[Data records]
==============================

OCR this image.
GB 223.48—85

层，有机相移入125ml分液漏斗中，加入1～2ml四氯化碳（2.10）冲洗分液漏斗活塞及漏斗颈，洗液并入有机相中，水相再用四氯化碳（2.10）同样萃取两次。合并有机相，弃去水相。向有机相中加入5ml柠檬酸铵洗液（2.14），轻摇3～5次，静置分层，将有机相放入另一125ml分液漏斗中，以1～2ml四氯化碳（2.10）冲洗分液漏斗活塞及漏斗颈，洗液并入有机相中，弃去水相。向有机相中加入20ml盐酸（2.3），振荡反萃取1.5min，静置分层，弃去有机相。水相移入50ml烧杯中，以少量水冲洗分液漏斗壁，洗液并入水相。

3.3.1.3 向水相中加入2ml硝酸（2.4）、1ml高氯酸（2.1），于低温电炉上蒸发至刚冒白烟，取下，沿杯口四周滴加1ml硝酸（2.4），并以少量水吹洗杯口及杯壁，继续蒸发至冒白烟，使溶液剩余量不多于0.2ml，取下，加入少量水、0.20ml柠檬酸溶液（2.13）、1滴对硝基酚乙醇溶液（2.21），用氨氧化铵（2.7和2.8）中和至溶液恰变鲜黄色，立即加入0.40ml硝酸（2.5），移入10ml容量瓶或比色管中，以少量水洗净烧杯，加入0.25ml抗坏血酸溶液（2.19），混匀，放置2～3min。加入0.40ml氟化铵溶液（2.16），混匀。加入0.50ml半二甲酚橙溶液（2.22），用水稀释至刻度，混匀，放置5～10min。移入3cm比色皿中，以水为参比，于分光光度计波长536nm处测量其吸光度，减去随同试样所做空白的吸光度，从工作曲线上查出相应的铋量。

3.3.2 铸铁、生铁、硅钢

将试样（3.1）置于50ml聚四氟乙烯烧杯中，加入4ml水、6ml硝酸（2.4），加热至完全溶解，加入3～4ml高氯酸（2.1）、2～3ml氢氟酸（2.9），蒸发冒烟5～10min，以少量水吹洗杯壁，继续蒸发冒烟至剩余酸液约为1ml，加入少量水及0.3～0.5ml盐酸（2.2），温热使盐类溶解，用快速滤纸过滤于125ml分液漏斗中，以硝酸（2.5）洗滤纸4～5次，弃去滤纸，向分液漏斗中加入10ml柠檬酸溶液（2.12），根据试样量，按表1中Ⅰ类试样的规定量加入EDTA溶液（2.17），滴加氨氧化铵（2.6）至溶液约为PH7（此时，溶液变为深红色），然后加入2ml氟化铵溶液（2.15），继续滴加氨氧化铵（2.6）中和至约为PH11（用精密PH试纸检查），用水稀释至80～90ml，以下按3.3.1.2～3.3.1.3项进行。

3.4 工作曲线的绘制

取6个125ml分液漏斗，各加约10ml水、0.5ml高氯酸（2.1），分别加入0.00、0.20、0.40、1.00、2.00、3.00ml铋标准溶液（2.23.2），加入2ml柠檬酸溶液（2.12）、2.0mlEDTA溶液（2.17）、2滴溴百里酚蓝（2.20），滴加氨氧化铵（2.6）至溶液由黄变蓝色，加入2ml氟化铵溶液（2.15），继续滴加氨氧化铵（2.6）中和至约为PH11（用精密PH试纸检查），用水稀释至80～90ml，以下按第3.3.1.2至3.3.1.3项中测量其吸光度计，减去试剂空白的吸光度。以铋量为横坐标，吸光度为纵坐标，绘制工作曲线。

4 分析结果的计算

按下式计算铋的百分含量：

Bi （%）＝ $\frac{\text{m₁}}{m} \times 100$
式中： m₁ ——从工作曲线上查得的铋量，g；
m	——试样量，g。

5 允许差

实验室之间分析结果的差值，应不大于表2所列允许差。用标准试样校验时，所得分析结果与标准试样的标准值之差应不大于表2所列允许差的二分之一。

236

==============================

* **WHAT YOU HAVE TO DO**
Please restate the whole listing word for word.

* **WORKED SOLUTION**
OCR this image.
GB 223.48—85

层，有机相移入125ml分液漏斗中，加入1～2ml四氯化碳（2.10）冲洗分液漏斗活塞及漏斗颈，洗液并入有机相中，水相再用四氯化碳（2.10）同样萃取两次。合并有机相，弃去水相。向有机相中加入5ml柠檬酸铵洗液（2.14），轻摇3～5次，静置分层，将有机相放入另一125ml分液漏斗中，以1～2ml四氯化碳（2.10）冲洗分液漏斗活塞及漏斗颈，洗液并入有机相中，弃去水相。向有机相中加入20ml盐酸（2.3），振荡反萃取1.5min，静置分层，弃去有机相。水相移入50ml烧杯中，以少量水冲洗分液漏斗壁，洗液并入水相。

3.3.1.3 向水相中加入2ml硝酸（2.4）、1ml高氯酸（2.1），于低温电炉上蒸发至刚冒白烟，取下，沿杯口四周滴加1ml硝酸（2.4），并以少量水吹洗杯口及杯壁，继续蒸发至冒白烟，使溶液剩余量不多于0.2ml，取下，加入少量水、0.20ml柠檬酸溶液（2.13）、1滴对硝基酚乙醇溶液（2.21），用氨氧化铵（2.7和2.8）中和至溶液恰变鲜黄色，立即加入0.40ml硝酸（2.5），移入10ml容量瓶或比色管中，以少量水洗净烧杯，加入0.25ml抗坏血酸溶液（2.19），混匀，放置2～3min。加入0.40ml氟化铵溶液（2.16），混匀。加入0.50ml半二甲酚橙溶液（2.22），用水稀释至刻度，混匀，放置5～10min。移入3cm比色皿中，以水为参比，于分光光度计波长536nm处测量其吸光度，减去随同试样所做空白的吸光度，从工作曲线上查出相应的铋量。

3.3.2 铸铁、生铁、硅钢

将试样（3.1）置于50ml聚四氟乙烯烧杯中，加入4ml水、6ml硝酸（2.4），加热至完全溶解，加入3～4ml高氯酸（2.1）、2～3ml氢氟酸（2.9），蒸发冒烟5～10min，以少量水吹洗杯壁，继续蒸发冒烟至剩余酸液约为1ml，加入少量水及0.3～0.5ml盐酸（2.2），温热使盐类溶解，用快速滤纸过滤于125ml分液漏斗中，以硝酸（2.5）洗滤纸4～5次，弃去滤纸，向分液漏斗中加入10ml柠檬酸溶液（2.12），根据试样量，按表1中Ⅰ类试样的规定量加入EDTA溶液（2.17），滴加氨氧化铵（2.6）至溶液约为PH7（此时，溶液变为深红色），然后加入2ml氟化铵溶液（2.15），继续滴加氨氧化铵（2.6）中和至约为PH11（用精密PH试纸检查），用水稀释至80～90ml，以下按3.3.1.2～3.3.1.3项进行。

3.4 工作曲线的绘制

取6个125ml分液漏斗，各加约10ml水、0.5ml高氯酸（2.1），分别加入0.00、0.20、0.40、1.00、2.00、3.00ml铋标准溶液（2.23.2），加入2ml柠檬酸溶液（2.12）、2.0mlEDTA溶液（2.17）、2滴溴百里酚蓝（2.20），滴加氨氧化铵（2.6）至溶液由黄变蓝色，加入2ml氟化铵溶液（2.15），继续滴加氨氧化铵（2.6）中和至约为PH11（用精密PH试纸检查），用水稀释至80～90ml，以下按第3.3.1.2至3.3.1.3项中测量其吸光度计，减去试剂空白的吸光度。以铋量为横坐标，吸光度为纵坐标，绘制工作曲线。

4 分析结果的计算

按下式计算铋的百分含量：

Bi （%）＝ $\frac{\text{m₁}}{m} \times 100$
式中： m₁ ——从工作曲线上查得的铋量，g；
m	——试样量，g。

5 允许差

实验室之间分析结果的差值，应不大于表2所列允许差。用标准试样校验时，所得分析结果与标准试样的标准值之差应不大于表2所列允许差的二分之一。

236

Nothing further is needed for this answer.